Print every line below exactly. Skip the pictures.

[Opening EXERCISE MATERIALS section]

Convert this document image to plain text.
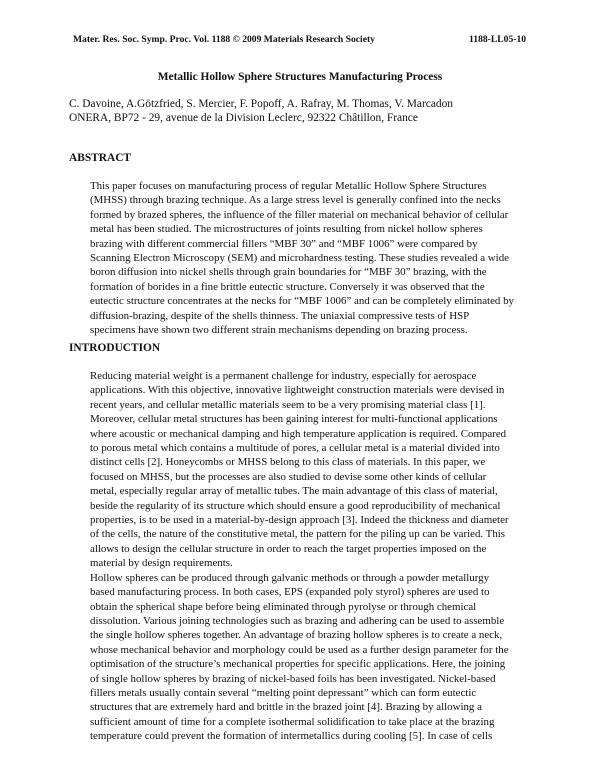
Mater. Res. Soc. Symp. Proc. Vol. 1188 © 2009 Materials Research Society	1188-LL05-10
Metallic Hollow Sphere Structures Manufacturing Process
C. Davoine, A.Götzfried, S. Mercier, F. Popoff, A. Rafray, M. Thomas, V. Marcadon
ONERA, BP72 - 29, avenue de la Division Leclerc, 92322 Châtillon, France
ABSTRACT

This paper focuses on manufacturing process of regular Metallic Hollow Sphere Structures
(MHSS) through brazing technique. As a large stress level is generally confined into the necks
formed by brazed spheres, the influence of the filler material on mechanical behavior of cellular
metal has been studied. The microstructures of joints resulting from nickel hollow spheres
brazing with different commercial fillers “MBF 30” and “MBF 1006” were compared by
Scanning Electron Microscopy (SEM) and microhardness testing. These studies revealed a wide
boron diffusion into nickel shells through grain boundaries for “MBF 30” brazing, with the
formation of borides in a fine brittle eutectic structure. Conversely it was observed that the
eutectic structure concentrates at the necks for “MBF 1006” and can be completely eliminated by
diffusion-brazing, despite of the shells thinness. The uniaxial compressive tests of HSP
specimens have shown two different strain mechanisms depending on brazing process.

INTRODUCTION

Reducing material weight is a permanent challenge for industry, especially for aerospace
applications. With this objective, innovative lightweight construction materials were devised in
recent years, and cellular metallic materials seem to be a very promising material class [1].
Moreover, cellular metal structures has been gaining interest for multi-functional applications
where acoustic or mechanical damping and high temperature application is required. Compared
to porous metal which contains a multitude of pores, a cellular metal is a material divided into
distinct cells [2]. Honeycombs or MHSS belong to this class of materials. In this paper, we
focused on MHSS, but the processes are also studied to devise some other kinds of cellular
metal, especially regular array of metallic tubes. The main advantage of this class of material,
beside the regularity of its structure which should ensure a good reproducibility of mechanical
properties, is to be used in a material-by-design approach [3]. Indeed the thickness and diameter
of the cells, the nature of the constitutive metal, the pattern for the piling up can be varied. This
allows to design the cellular structure in order to reach the target properties imposed on the
material by design requirements.

Hollow spheres can be produced through galvanic methods or through a powder metallurgy
based manufacturing process. In both cases, EPS (expanded poly styrol) spheres are used to
obtain the spherical shape before being eliminated through pyrolyse or through chemical
dissolution. Various joining technologies such as brazing and adhering can be used to assemble
the single hollow spheres together. An advantage of brazing hollow spheres is to create a neck,
whose mechanical behavior and morphology could be used as a further design parameter for the
optimisation of the structure’s mechanical properties for specific applications. Here, the joining
of single hollow spheres by brazing of nickel-based foils has been investigated. Nickel-based
fillers metals usually contain several “melting point depressant” which can form eutectic
structures that are extremely hard and brittle in the brazed joint [4]. Brazing by allowing a
sufficient amount of time for a complete isothermal solidification to take place at the brazing
temperature could prevent the formation of intermetallics during cooling [5]. In case of cells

[Closing EXERCISE MATERIALS section]

ANSWER SECTION
Convert this document image to plain text.
Mater. Res. Soc. Symp. Proc. Vol. 1188 © 2009 Materials Research Society	1188-LL05-10
Metallic Hollow Sphere Structures Manufacturing Process
C. Davoine, A.Götzfried, S. Mercier, F. Popoff, A. Rafray, M. Thomas, V. Marcadon
ONERA, BP72 - 29, avenue de la Division Leclerc, 92322 Châtillon, France
ABSTRACT

This paper focuses on manufacturing process of regular Metallic Hollow Sphere Structures
(MHSS) through brazing technique. As a large stress level is generally confined into the necks
formed by brazed spheres, the influence of the filler material on mechanical behavior of cellular
metal has been studied. The microstructures of joints resulting from nickel hollow spheres
brazing with different commercial fillers “MBF 30” and “MBF 1006” were compared by
Scanning Electron Microscopy (SEM) and microhardness testing. These studies revealed a wide
boron diffusion into nickel shells through grain boundaries for “MBF 30” brazing, with the
formation of borides in a fine brittle eutectic structure. Conversely it was observed that the
eutectic structure concentrates at the necks for “MBF 1006” and can be completely eliminated by
diffusion-brazing, despite of the shells thinness. The uniaxial compressive tests of HSP
specimens have shown two different strain mechanisms depending on brazing process.

INTRODUCTION

Reducing material weight is a permanent challenge for industry, especially for aerospace
applications. With this objective, innovative lightweight construction materials were devised in
recent years, and cellular metallic materials seem to be a very promising material class [1].
Moreover, cellular metal structures has been gaining interest for multi-functional applications
where acoustic or mechanical damping and high temperature application is required. Compared
to porous metal which contains a multitude of pores, a cellular metal is a material divided into
distinct cells [2]. Honeycombs or MHSS belong to this class of materials. In this paper, we
focused on MHSS, but the processes are also studied to devise some other kinds of cellular
metal, especially regular array of metallic tubes. The main advantage of this class of material,
beside the regularity of its structure which should ensure a good reproducibility of mechanical
properties, is to be used in a material-by-design approach [3]. Indeed the thickness and diameter
of the cells, the nature of the constitutive metal, the pattern for the piling up can be varied. This
allows to design the cellular structure in order to reach the target properties imposed on the
material by design requirements.

Hollow spheres can be produced through galvanic methods or through a powder metallurgy
based manufacturing process. In both cases, EPS (expanded poly styrol) spheres are used to
obtain the spherical shape before being eliminated through pyrolyse or through chemical
dissolution. Various joining technologies such as brazing and adhering can be used to assemble
the single hollow spheres together. An advantage of brazing hollow spheres is to create a neck,
whose mechanical behavior and morphology could be used as a further design parameter for the
optimisation of the structure’s mechanical properties for specific applications. Here, the joining
of single hollow spheres by brazing of nickel-based foils has been investigated. Nickel-based
fillers metals usually contain several “melting point depressant” which can form eutectic
structures that are extremely hard and brittle in the brazed joint [4]. Brazing by allowing a
sufficient amount of time for a complete isothermal solidification to take place at the brazing
temperature could prevent the formation of intermetallics during cooling [5]. In case of cells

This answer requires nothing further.